[DOCUMENT SEGMENT]

The Changing Roles of Machines and Humans: A Philosophical Consideration

Printer-friendly versionPrinter-friendly versionSend by emailSend by email
Tuesday, September 13th, 2016
Woogene Kim.jpg

Until now, the idea has been that humans are active and machines are passive. This has helped to maintain the hierarchical relationship between humans and machines.

However, these days, machines have begun to replace the work previously done by humans, and a type of role reversal between humans and machines is taking place: the long-held belief that humans are active and machines are passive is being challenged and machines are inching closer to a position of control. When this happens, humans will have an identity crisis. They will ask questions such as “What is it to be human?” or “Who am I?” For this reason, it is important to reflect on the changing roles of machines and humans.

Currently, the most obvious role reversal is taking place in the realm of what is known as driverless cars; however, there is a serious lack of reflection on what is occurring in this field, as shown by the plethora of terms that have been coined by the combined fields of automobiles and ICT, much of which are used interchangeably by the media and popular culture. These terms are often used without fully defined meanings, which leads to confusion. For example, driverless cars, autonomous cars and self-driving cars are all essentially “cars that can recognize their surroundings and reach a specific destination without a driver’s interference,” as they are capable of not only avoiding obstacles but also maintaining the appropriate distance from the other cars on the road. What is currently called the smart car will eventually develop into a driverless car, so it could be considered that the smart car includes the concepts of a driverless car.

[/DOCUMENT SEGMENT]
[RECORD SET]

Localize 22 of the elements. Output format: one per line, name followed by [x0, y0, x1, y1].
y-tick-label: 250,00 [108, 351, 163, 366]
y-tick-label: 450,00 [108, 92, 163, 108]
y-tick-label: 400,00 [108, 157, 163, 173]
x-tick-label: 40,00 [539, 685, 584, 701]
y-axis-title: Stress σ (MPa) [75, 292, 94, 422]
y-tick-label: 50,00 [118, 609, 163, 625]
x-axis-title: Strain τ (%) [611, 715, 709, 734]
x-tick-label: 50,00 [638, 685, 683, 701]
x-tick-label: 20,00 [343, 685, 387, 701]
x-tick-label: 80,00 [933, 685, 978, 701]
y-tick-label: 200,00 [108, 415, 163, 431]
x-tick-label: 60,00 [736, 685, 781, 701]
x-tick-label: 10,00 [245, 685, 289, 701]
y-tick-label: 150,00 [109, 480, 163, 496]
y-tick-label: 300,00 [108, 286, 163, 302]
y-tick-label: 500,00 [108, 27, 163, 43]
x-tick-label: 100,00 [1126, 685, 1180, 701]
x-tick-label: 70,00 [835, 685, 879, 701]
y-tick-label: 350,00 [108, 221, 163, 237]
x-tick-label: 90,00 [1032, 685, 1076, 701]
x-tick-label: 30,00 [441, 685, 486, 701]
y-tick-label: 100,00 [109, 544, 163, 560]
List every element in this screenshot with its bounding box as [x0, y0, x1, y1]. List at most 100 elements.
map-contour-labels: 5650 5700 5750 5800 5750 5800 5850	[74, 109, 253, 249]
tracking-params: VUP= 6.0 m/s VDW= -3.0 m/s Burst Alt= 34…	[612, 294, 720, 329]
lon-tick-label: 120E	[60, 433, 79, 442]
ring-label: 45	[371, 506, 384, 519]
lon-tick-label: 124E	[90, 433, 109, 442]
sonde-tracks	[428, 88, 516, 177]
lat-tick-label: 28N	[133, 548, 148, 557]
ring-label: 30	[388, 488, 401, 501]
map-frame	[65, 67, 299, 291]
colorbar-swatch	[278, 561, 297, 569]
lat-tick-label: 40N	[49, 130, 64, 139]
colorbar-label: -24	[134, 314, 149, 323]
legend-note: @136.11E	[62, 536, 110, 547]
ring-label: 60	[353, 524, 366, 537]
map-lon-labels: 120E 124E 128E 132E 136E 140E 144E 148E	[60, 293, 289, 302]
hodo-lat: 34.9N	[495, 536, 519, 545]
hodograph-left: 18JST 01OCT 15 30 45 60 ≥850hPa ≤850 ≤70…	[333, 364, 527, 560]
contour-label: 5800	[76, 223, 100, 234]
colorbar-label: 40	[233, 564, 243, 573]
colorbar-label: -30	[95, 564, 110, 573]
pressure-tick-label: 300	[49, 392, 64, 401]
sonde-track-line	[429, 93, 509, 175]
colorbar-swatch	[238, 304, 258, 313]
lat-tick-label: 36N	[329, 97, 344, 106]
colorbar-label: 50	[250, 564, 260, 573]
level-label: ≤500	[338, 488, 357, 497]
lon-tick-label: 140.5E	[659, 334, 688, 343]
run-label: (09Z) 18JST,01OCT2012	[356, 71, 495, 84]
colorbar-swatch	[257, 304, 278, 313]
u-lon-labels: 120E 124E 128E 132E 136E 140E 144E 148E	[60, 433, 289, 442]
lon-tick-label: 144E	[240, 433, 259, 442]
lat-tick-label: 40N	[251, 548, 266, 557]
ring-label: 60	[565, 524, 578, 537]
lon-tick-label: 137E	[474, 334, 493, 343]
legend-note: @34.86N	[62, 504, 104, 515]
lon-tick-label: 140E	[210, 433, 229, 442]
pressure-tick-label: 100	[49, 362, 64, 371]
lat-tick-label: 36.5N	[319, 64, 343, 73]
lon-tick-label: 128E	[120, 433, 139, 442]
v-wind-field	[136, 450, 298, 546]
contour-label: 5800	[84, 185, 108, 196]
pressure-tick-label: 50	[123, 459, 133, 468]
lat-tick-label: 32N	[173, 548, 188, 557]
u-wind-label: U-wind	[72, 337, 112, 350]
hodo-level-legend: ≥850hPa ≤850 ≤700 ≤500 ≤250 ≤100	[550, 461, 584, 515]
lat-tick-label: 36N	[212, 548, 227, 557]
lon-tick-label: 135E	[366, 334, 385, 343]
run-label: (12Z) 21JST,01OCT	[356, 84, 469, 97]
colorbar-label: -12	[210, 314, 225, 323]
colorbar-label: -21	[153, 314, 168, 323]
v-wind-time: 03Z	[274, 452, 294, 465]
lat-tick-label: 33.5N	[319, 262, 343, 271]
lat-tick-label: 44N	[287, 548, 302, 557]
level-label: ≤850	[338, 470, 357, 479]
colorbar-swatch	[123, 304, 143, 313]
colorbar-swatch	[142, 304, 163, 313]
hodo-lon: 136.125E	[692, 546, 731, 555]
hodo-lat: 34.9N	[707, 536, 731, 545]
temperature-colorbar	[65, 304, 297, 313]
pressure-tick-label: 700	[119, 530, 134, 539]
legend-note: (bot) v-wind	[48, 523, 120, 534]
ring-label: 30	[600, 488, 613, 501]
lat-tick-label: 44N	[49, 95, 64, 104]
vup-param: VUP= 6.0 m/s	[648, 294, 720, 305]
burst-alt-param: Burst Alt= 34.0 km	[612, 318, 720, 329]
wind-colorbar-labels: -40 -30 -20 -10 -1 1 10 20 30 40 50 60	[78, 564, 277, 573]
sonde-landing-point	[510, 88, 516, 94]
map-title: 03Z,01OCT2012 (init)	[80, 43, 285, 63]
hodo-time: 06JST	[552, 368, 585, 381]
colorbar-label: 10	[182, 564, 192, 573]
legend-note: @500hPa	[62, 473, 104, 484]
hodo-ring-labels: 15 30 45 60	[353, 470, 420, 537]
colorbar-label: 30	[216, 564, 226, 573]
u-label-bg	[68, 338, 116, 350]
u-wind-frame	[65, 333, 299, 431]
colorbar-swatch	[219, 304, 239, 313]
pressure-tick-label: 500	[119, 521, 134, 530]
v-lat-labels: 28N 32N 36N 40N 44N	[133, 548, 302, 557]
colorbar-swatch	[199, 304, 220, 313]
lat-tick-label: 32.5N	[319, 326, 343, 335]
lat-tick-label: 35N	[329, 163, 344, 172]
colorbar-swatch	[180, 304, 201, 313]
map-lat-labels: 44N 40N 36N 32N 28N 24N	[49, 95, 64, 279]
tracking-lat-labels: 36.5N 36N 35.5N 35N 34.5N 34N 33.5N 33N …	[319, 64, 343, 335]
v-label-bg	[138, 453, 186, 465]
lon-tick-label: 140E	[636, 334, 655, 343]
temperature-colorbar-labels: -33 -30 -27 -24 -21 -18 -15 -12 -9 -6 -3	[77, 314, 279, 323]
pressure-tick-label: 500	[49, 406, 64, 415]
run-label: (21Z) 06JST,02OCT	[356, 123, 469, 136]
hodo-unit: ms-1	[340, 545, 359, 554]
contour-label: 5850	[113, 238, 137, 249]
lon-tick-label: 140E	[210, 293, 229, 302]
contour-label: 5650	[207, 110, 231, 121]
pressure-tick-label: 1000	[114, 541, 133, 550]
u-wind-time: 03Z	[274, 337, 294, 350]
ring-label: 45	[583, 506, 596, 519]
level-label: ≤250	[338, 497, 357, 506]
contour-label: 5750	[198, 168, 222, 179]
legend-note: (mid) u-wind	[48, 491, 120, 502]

[/RECORD SET]

WHAT YOU WILL DO:
[A] Edit the passage on machines and humans by reproducing everything from "The Changing Roles of Machines and Humans: A" down to "humans and machines." and substituting "inert" for "passive".
[B] State whether each statement agrees with the passage on machines and humans, and answer yes or no with the deciding words quoted: (i) the passage is dated September 13th, 2016; (ii) machines are described as moving nearer to a position of control; (iii) driverless cars are expected to develop eventually into smart cars.
[C] List every term for a kind of car that the passage on machines and humans mentions.
Rely solely on the passage on machines and humans, not on the records.

ANSWERS PROVIDED:
[A]
The Changing Roles of Machines and Humans: A Philosophical Consideration

Printer-friendly versionPrinter-friendly versionSend by emailSend by email
Tuesday, September 13th, 2016
Woogene Kim.jpg

Until now, the idea has been that humans are active and machines are inert. This has helped to maintain the hierarchical relationship between humans and machines.

[B]
(i) Yes: "Tuesday, September 13th, 2016"
(ii) Yes: "machines are inching closer to a position of control"
(iii) No: "What is currently called the smart car will eventually develop into a driverless car"

[C] driverless cars, autonomous cars, self-driving cars, smart car